• [Exercise prompt]: Restate the records below word for word.

• [Material to process]:
##########

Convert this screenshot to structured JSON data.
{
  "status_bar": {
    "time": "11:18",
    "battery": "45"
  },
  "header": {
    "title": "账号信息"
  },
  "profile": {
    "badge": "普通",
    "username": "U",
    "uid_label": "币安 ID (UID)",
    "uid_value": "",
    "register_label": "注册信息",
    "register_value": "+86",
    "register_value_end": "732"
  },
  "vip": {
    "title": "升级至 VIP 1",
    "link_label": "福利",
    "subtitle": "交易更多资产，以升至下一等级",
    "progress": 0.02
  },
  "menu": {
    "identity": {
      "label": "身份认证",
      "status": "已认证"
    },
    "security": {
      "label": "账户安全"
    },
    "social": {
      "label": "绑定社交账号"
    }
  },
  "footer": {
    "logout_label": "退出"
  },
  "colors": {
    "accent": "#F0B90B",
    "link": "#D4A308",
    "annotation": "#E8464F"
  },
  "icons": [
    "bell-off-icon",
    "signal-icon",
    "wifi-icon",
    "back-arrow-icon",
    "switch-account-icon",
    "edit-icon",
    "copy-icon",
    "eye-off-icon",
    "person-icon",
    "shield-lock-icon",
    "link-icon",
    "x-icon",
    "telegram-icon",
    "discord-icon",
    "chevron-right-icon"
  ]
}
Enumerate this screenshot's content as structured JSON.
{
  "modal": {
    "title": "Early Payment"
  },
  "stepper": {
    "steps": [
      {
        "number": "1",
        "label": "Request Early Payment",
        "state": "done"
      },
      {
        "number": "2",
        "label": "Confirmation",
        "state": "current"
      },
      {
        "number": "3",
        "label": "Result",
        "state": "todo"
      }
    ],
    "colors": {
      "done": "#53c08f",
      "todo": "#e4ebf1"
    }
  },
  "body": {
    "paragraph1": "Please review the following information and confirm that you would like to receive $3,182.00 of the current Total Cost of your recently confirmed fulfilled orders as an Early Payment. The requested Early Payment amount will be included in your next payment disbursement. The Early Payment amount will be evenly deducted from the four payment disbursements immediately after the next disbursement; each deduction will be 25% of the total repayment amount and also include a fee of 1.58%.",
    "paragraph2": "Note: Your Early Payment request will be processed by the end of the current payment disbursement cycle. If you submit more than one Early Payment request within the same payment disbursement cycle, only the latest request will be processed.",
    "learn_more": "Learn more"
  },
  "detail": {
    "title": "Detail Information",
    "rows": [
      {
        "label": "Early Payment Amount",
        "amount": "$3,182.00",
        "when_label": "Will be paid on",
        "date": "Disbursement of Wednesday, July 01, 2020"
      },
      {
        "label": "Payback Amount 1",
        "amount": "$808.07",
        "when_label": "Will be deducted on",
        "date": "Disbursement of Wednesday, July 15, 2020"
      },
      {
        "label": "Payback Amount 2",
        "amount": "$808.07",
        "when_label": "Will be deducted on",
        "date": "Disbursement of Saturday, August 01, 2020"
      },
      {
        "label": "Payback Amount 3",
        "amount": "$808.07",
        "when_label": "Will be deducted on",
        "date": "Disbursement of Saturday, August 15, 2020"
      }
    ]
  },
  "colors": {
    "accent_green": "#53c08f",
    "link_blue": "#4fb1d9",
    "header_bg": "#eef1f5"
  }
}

##########

• [Task answer]:
Convert this screenshot to structured JSON data.
{
  "status_bar": {
    "time": "11:18",
    "battery": "45"
  },
  "header": {
    "title": "账号信息"
  },
  "profile": {
    "badge": "普通",
    "username": "U",
    "uid_label": "币安 ID (UID)",
    "uid_value": "",
    "register_label": "注册信息",
    "register_value": "+86",
    "register_value_end": "732"
  },
  "vip": {
    "title": "升级至 VIP 1",
    "link_label": "福利",
    "subtitle": "交易更多资产，以升至下一等级",
    "progress": 0.02
  },
  "menu": {
    "identity": {
      "label": "身份认证",
      "status": "已认证"
    },
    "security": {
      "label": "账户安全"
    },
    "social": {
      "label": "绑定社交账号"
    }
  },
  "footer": {
    "logout_label": "退出"
  },
  "colors": {
    "accent": "#F0B90B",
    "link": "#D4A308",
    "annotation": "#E8464F"
  },
  "icons": [
    "bell-off-icon",
    "signal-icon",
    "wifi-icon",
    "back-arrow-icon",
    "switch-account-icon",
    "edit-icon",
    "copy-icon",
    "eye-off-icon",
    "person-icon",
    "shield-lock-icon",
    "link-icon",
    "x-icon",
    "telegram-icon",
    "discord-icon",
    "chevron-right-icon"
  ]
}
Enumerate this screenshot's content as structured JSON.
{
  "modal": {
    "title": "Early Payment"
  },
  "stepper": {
    "steps": [
      {
        "number": "1",
        "label": "Request Early Payment",
        "state": "done"
      },
      {
        "number": "2",
        "label": "Confirmation",
        "state": "current"
      },
      {
        "number": "3",
        "label": "Result",
        "state": "todo"
      }
    ],
    "colors": {
      "done": "#53c08f",
      "todo": "#e4ebf1"
    }
  },
  "body": {
    "paragraph1": "Please review the following information and confirm that you would like to receive $3,182.00 of the current Total Cost of your recently confirmed fulfilled orders as an Early Payment. The requested Early Payment amount will be included in your next payment disbursement. The Early Payment amount will be evenly deducted from the four payment disbursements immediately after the next disbursement; each deduction will be 25% of the total repayment amount and also include a fee of 1.58%.",
    "paragraph2": "Note: Your Early Payment request will be processed by the end of the current payment disbursement cycle. If you submit more than one Early Payment request within the same payment disbursement cycle, only the latest request will be processed.",
    "learn_more": "Learn more"
  },
  "detail": {
    "title": "Detail Information",
    "rows": [
      {
        "label": "Early Payment Amount",
        "amount": "$3,182.00",
        "when_label": "Will be paid on",
        "date": "Disbursement of Wednesday, July 01, 2020"
      },
      {
        "label": "Payback Amount 1",
        "amount": "$808.07",
        "when_label": "Will be deducted on",
        "date": "Disbursement of Wednesday, July 15, 2020"
      },
      {
        "label": "Payback Amount 2",
        "amount": "$808.07",
        "when_label": "Will be deducted on",
        "date": "Disbursement of Saturday, August 01, 2020"
      },
      {
        "label": "Payback Amount 3",
        "amount": "$808.07",
        "when_label": "Will be deducted on",
        "date": "Disbursement of Saturday, August 15, 2020"
      }
    ]
  },
  "colors": {
    "accent_green": "#53c08f",
    "link_blue": "#4fb1d9",
    "header_bg": "#eef1f5"
  }
}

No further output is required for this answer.